--- Begin Record extracts ---

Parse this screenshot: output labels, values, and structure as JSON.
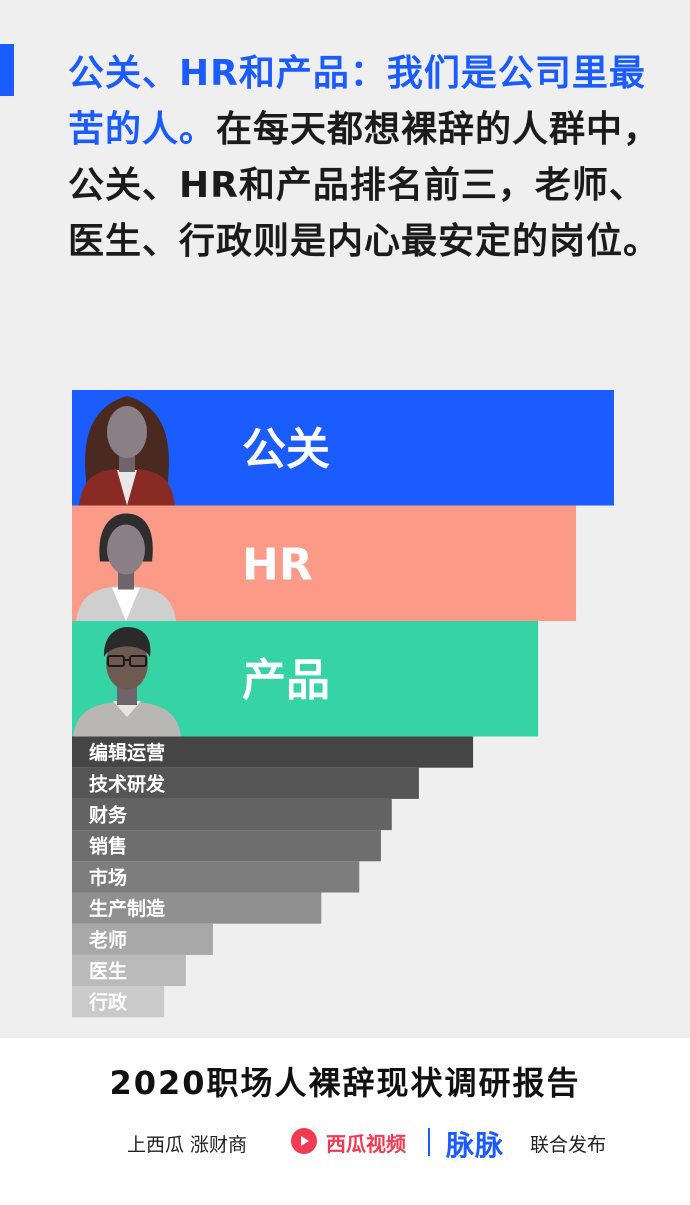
{
  "headline": {
    "highlight": "公关、HR和产品：我们是公司里最苦的人。",
    "body": "在每天都想裸辞的人群中，公关、HR和产品排名前三，老师、医生、行政则是内心最安定的岗位。"
  },
  "chart_data": {
    "type": "bar",
    "orientation": "horizontal",
    "title": "",
    "xlabel": "",
    "ylabel": "",
    "values_note": "no numeric axis or data labels shown; values are relative bar lengths read from the image",
    "categories": [
      "公关",
      "HR",
      "产品",
      "编辑运营",
      "技术研发",
      "财务",
      "销售",
      "市场",
      "生产制造",
      "老师",
      "医生",
      "行政"
    ],
    "values": [
      100,
      93,
      86,
      74,
      64,
      59,
      57,
      53,
      46,
      26,
      21,
      17
    ],
    "colors": [
      "#1a5cff",
      "#fa9a87",
      "#36d4a4",
      "#454545",
      "#555555",
      "#636363",
      "#6e6e6e",
      "#7d7d7d",
      "#909090",
      "#a8a8a8",
      "#bababa",
      "#cacaca"
    ],
    "featured": [
      {
        "category": "公关",
        "icon": "woman-avatar-icon"
      },
      {
        "category": "HR",
        "icon": "woman-short-hair-avatar-icon"
      },
      {
        "category": "产品",
        "icon": "man-glasses-avatar-icon"
      }
    ]
  },
  "footer": {
    "report_title": "2020职场人裸辞现状调研报告",
    "credit_left": "上西瓜 涨财商",
    "brand_xigua": "西瓜视频",
    "brand_maimai": "脉脉",
    "credit_right": "联合发布"
  }
}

--- End Record extracts ---

— Work instructions —
Each record above is to be restated exactly, with its pictures removed from the copy.

— Solved problem —
Parse this screenshot: output labels, values, and structure as JSON.
{
  "headline": {
    "highlight": "公关、HR和产品：我们是公司里最苦的人。",
    "body": "在每天都想裸辞的人群中，公关、HR和产品排名前三，老师、医生、行政则是内心最安定的岗位。"
  },
  "chart_data": {
    "type": "bar",
    "orientation": "horizontal",
    "title": "",
    "xlabel": "",
    "ylabel": "",
    "values_note": "no numeric axis or data labels shown; values are relative bar lengths read from the image",
    "categories": [
      "公关",
      "HR",
      "产品",
      "编辑运营",
      "技术研发",
      "财务",
      "销售",
      "市场",
      "生产制造",
      "老师",
      "医生",
      "行政"
    ],
    "values": [
      100,
      93,
      86,
      74,
      64,
      59,
      57,
      53,
      46,
      26,
      21,
      17
    ],
    "colors": [
      "#1a5cff",
      "#fa9a87",
      "#36d4a4",
      "#454545",
      "#555555",
      "#636363",
      "#6e6e6e",
      "#7d7d7d",
      "#909090",
      "#a8a8a8",
      "#bababa",
      "#cacaca"
    ],
    "featured": [
      {
        "category": "公关",
        "icon": "woman-avatar-icon"
      },
      {
        "category": "HR",
        "icon": "woman-short-hair-avatar-icon"
      },
      {
        "category": "产品",
        "icon": "man-glasses-avatar-icon"
      }
    ]
  },
  "footer": {
    "report_title": "2020职场人裸辞现状调研报告",
    "credit_left": "上西瓜 涨财商",
    "brand_xigua": "西瓜视频",
    "brand_maimai": "脉脉",
    "credit_right": "联合发布"
  }
}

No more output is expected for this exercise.